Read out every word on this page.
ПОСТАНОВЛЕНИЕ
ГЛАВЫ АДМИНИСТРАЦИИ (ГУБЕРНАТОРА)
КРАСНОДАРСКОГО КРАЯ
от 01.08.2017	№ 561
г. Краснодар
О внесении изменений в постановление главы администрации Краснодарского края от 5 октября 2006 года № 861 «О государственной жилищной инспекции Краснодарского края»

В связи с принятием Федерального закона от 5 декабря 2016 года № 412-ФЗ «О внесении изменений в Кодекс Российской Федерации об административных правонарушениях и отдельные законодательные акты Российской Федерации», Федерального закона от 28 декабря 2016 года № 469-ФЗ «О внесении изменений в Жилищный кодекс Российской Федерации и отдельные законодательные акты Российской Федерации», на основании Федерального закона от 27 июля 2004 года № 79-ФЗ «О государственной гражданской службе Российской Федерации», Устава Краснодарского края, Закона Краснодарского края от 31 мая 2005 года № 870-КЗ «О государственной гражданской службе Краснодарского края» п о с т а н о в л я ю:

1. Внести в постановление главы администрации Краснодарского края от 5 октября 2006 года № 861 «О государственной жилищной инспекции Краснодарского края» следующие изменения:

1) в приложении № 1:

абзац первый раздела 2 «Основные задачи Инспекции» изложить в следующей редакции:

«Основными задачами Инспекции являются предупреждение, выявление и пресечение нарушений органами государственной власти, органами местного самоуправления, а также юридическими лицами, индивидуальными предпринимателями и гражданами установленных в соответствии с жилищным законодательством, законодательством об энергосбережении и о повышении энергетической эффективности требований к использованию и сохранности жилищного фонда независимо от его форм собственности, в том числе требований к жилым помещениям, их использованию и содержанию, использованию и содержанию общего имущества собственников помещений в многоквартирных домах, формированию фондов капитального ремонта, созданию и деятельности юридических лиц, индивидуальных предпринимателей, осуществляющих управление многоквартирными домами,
------------------------
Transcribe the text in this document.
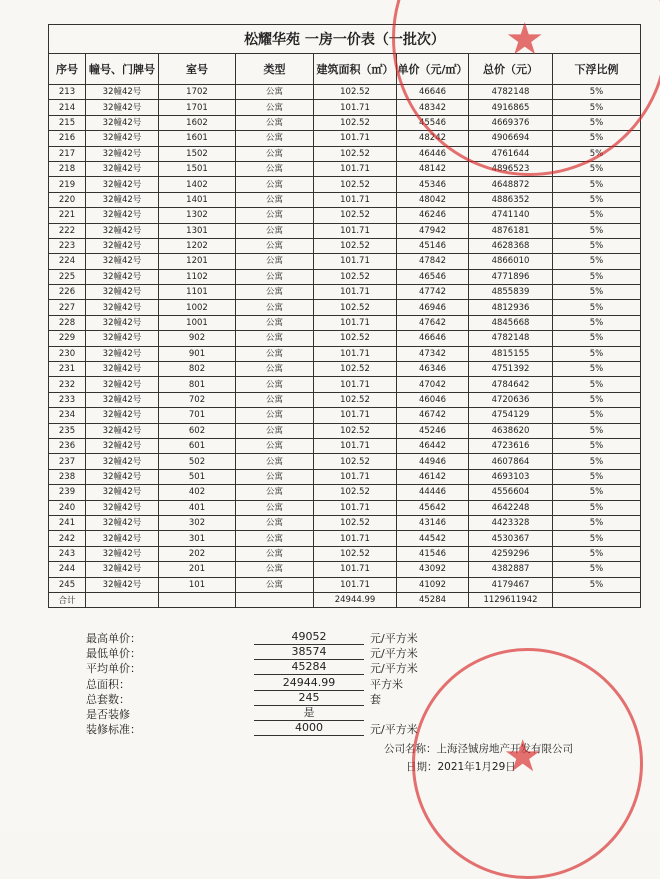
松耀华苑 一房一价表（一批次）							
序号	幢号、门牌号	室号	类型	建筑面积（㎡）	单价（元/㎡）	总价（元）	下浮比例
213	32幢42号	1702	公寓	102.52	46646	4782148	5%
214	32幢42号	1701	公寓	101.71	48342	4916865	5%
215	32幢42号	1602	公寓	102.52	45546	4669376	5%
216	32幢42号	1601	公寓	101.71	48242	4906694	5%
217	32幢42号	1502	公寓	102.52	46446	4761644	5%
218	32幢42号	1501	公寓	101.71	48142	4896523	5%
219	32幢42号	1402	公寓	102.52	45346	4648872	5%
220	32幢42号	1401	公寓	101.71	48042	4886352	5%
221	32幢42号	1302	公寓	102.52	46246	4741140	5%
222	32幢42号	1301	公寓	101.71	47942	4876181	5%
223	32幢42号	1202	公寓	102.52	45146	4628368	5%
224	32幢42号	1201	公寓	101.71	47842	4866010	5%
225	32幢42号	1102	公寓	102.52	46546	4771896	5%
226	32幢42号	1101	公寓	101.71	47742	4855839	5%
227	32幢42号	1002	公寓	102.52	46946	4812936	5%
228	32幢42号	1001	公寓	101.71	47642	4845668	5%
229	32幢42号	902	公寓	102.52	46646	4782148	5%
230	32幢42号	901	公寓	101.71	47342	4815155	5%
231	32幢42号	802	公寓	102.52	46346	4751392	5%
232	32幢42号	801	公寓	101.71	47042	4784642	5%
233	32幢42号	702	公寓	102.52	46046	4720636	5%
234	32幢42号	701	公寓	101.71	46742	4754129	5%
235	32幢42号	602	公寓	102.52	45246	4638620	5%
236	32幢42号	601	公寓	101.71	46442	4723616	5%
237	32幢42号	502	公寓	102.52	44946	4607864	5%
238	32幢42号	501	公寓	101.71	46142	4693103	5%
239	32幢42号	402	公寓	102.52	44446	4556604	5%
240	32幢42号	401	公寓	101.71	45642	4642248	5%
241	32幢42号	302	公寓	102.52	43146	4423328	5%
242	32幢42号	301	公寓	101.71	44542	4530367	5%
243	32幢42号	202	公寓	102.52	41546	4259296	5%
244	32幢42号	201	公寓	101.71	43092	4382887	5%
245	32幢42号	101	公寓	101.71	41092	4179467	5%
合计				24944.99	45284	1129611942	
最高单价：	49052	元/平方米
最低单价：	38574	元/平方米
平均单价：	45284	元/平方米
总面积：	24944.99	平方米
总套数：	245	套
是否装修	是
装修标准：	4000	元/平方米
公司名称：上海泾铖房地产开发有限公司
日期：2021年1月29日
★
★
------------------------
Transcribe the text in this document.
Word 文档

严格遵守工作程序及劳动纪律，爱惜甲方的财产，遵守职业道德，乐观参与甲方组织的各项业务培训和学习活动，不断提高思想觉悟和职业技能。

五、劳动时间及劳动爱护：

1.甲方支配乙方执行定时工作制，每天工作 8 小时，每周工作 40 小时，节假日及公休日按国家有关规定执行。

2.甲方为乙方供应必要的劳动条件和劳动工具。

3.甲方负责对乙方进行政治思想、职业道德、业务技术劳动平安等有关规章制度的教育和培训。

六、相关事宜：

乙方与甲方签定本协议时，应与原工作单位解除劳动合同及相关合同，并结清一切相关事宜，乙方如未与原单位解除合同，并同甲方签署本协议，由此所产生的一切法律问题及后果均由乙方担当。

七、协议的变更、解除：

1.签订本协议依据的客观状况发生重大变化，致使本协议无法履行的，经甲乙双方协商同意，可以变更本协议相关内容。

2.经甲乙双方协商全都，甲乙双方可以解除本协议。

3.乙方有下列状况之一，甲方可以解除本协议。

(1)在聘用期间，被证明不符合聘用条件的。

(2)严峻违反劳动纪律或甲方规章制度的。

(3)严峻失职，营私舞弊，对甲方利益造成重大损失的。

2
------------------------
» **WHAT YOU HAVE TO DO**
Check each line of the material above for "изменений" and say how many lines contain it, giving the number alone.

» **FINAL ANSWER**
2